=== DATA FOR THE TASK ===

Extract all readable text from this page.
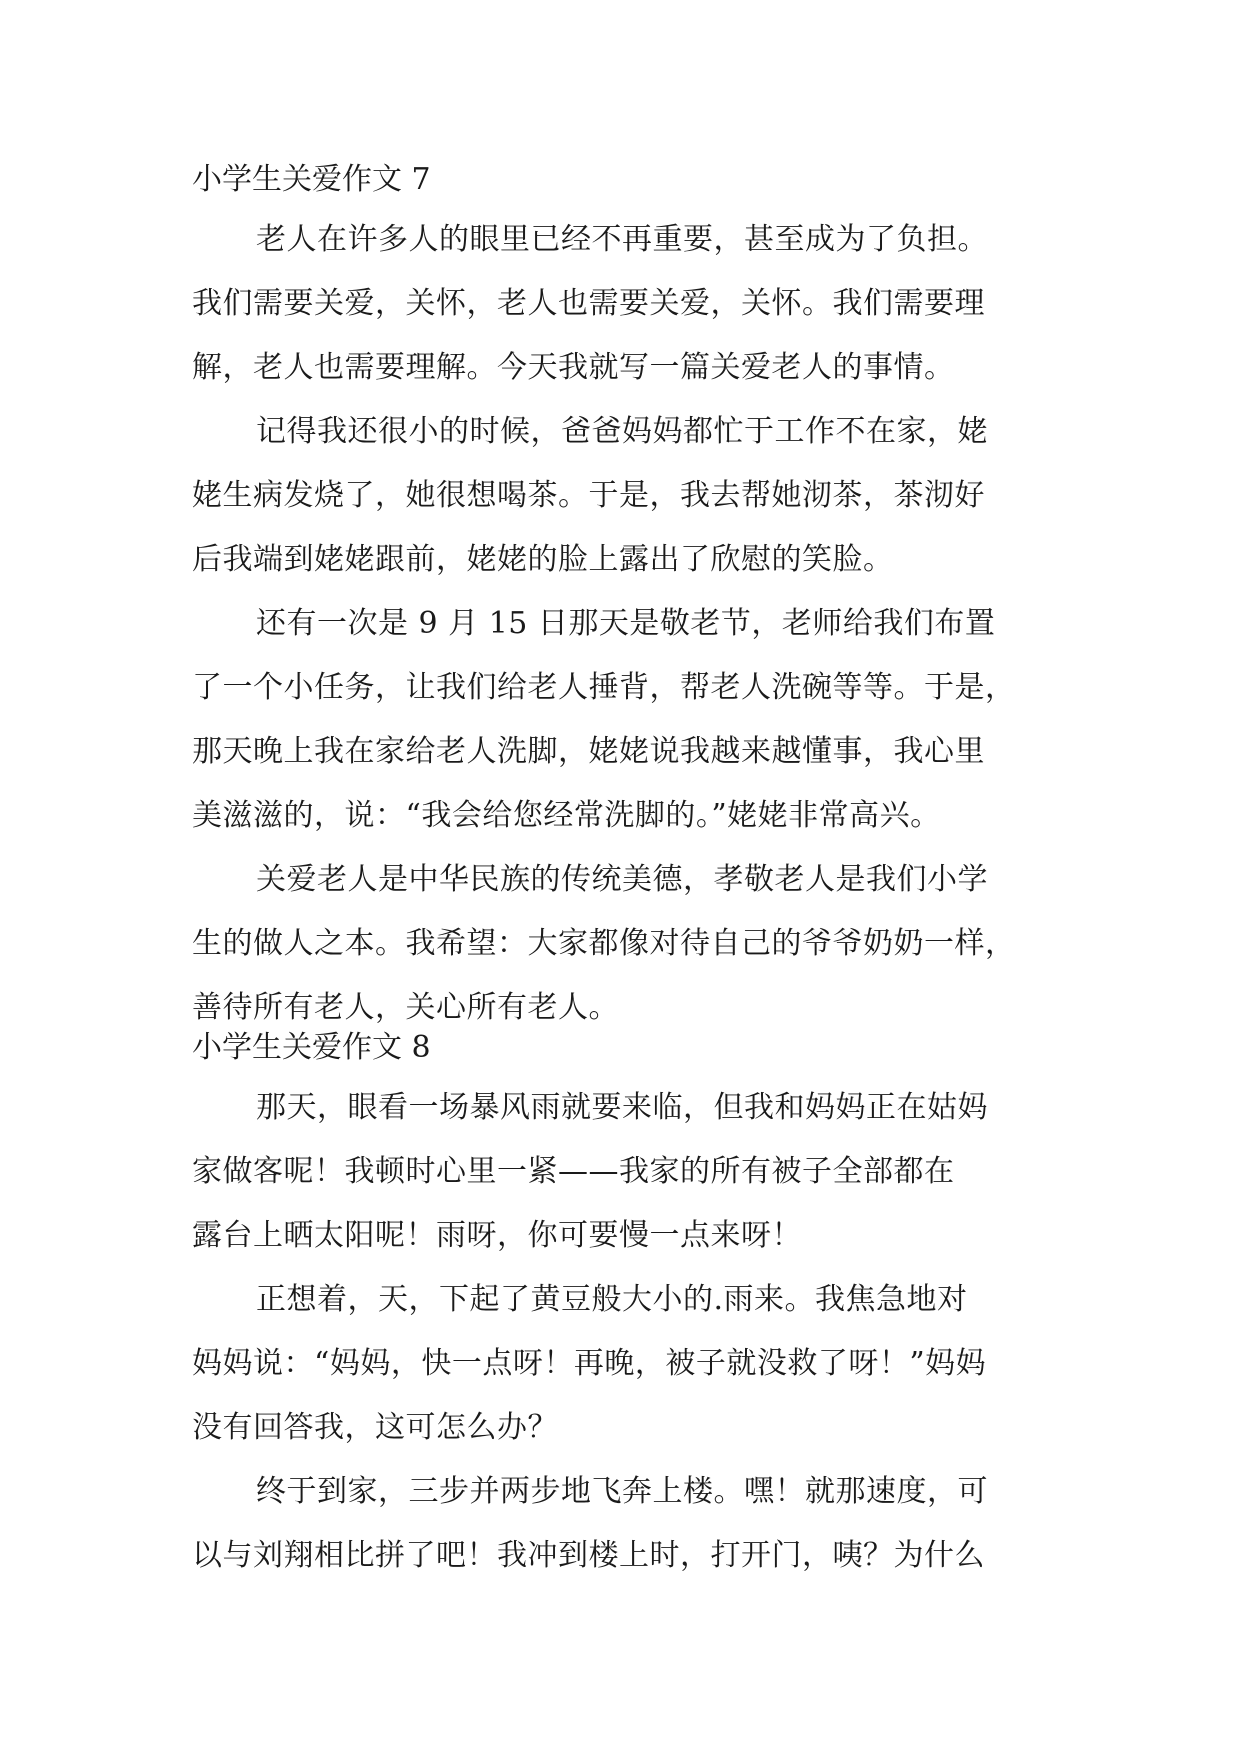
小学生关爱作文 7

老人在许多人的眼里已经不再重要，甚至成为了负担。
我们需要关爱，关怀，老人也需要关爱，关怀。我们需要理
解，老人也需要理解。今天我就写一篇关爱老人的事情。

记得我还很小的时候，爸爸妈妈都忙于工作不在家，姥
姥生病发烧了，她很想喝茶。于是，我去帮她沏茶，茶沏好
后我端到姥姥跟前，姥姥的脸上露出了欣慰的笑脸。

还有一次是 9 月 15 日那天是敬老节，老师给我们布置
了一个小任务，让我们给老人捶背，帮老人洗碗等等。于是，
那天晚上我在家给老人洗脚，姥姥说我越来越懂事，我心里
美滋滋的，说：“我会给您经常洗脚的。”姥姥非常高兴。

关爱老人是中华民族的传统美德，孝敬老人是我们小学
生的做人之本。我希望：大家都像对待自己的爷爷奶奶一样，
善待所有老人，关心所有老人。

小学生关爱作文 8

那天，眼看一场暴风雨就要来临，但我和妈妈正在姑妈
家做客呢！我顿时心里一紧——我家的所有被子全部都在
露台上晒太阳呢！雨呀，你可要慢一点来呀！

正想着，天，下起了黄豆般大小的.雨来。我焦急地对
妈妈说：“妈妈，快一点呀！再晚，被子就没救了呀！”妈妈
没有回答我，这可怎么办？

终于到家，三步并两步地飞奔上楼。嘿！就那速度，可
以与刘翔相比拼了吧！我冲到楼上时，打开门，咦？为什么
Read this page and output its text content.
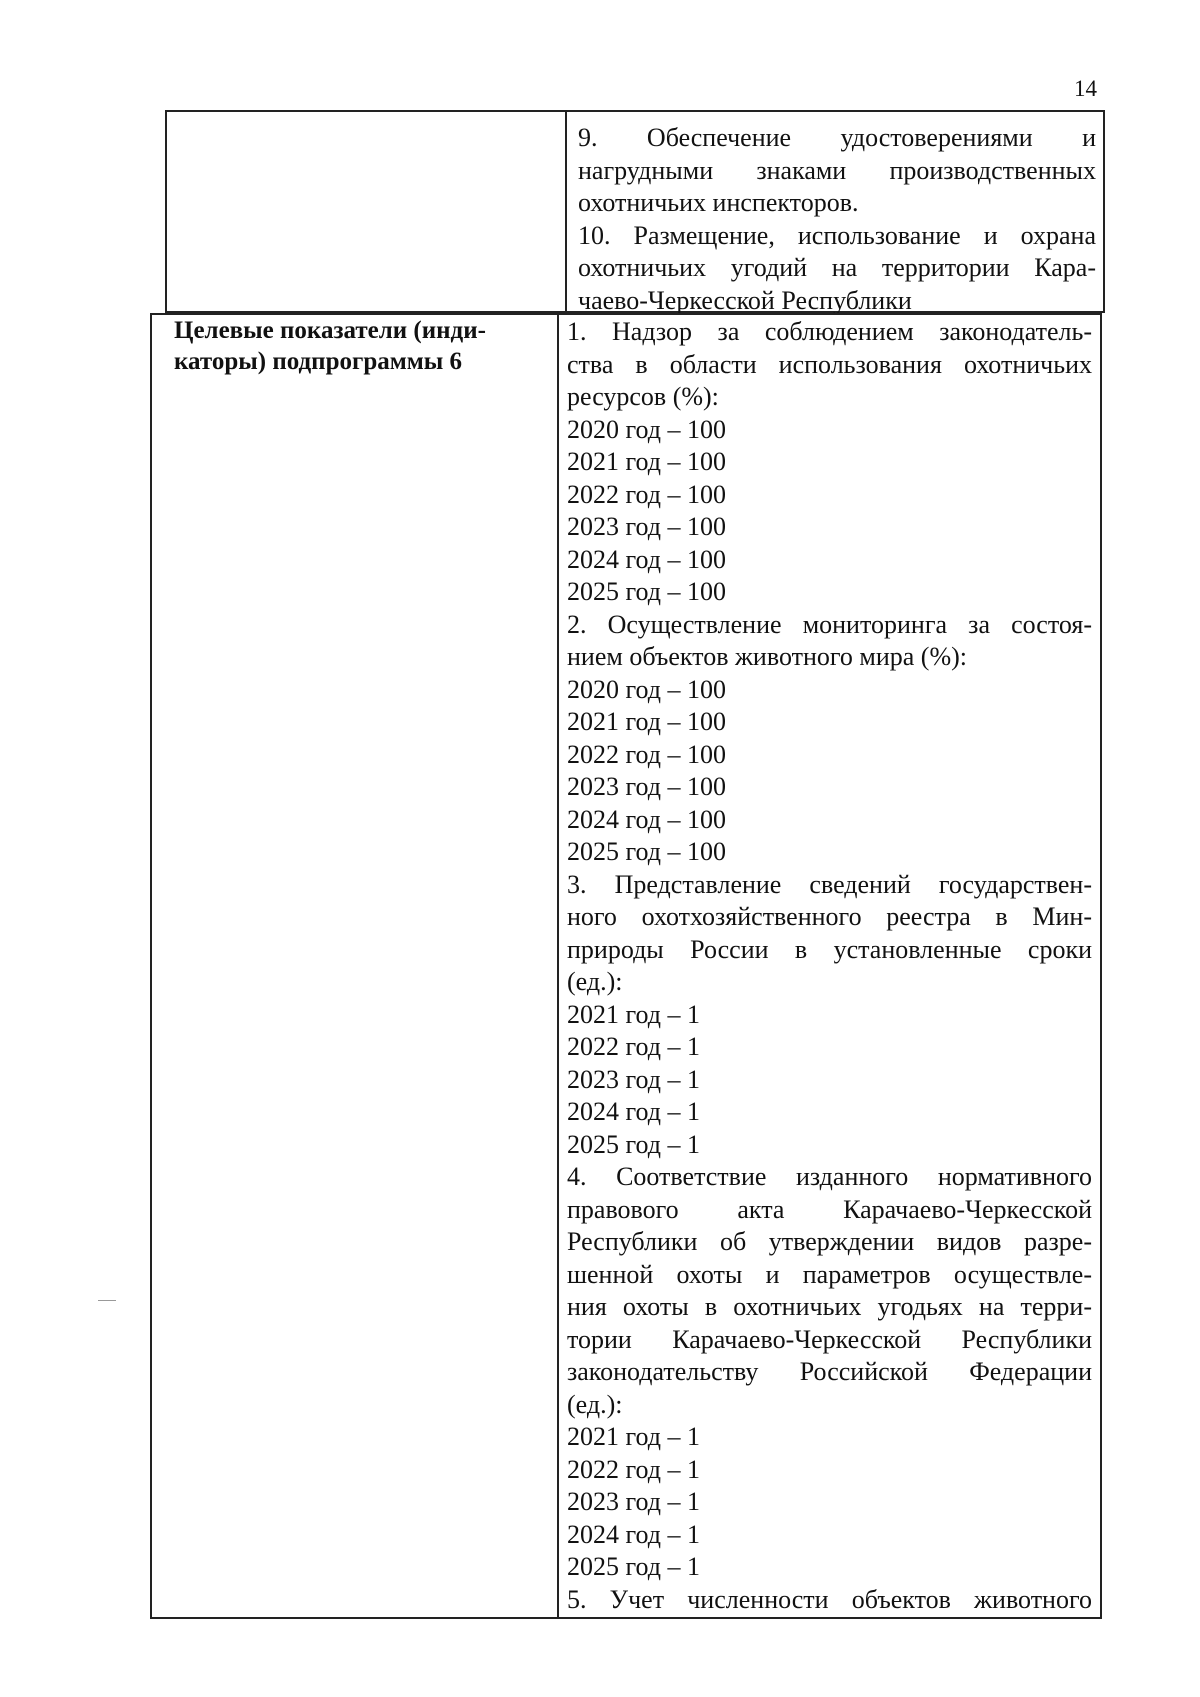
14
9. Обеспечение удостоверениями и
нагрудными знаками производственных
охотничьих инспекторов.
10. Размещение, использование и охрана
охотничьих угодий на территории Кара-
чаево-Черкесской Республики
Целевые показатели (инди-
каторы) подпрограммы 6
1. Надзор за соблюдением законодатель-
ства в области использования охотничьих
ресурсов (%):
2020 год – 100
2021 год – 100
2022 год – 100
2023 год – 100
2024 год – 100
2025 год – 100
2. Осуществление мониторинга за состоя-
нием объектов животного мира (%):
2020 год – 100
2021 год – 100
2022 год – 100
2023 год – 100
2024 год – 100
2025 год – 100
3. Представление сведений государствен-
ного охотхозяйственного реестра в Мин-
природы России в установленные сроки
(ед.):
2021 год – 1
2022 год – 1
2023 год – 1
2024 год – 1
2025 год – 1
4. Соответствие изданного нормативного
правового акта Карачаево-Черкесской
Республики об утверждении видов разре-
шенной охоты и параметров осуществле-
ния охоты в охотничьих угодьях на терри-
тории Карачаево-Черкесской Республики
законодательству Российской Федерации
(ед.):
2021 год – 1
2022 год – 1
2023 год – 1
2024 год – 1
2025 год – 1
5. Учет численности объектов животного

===

EXERCISE GOAL | Read the entries above, then pull out the lines that include "объектов".

REPLY TO THE TASK |
нием объектов животного мира (%):
5. Учет численности объектов животного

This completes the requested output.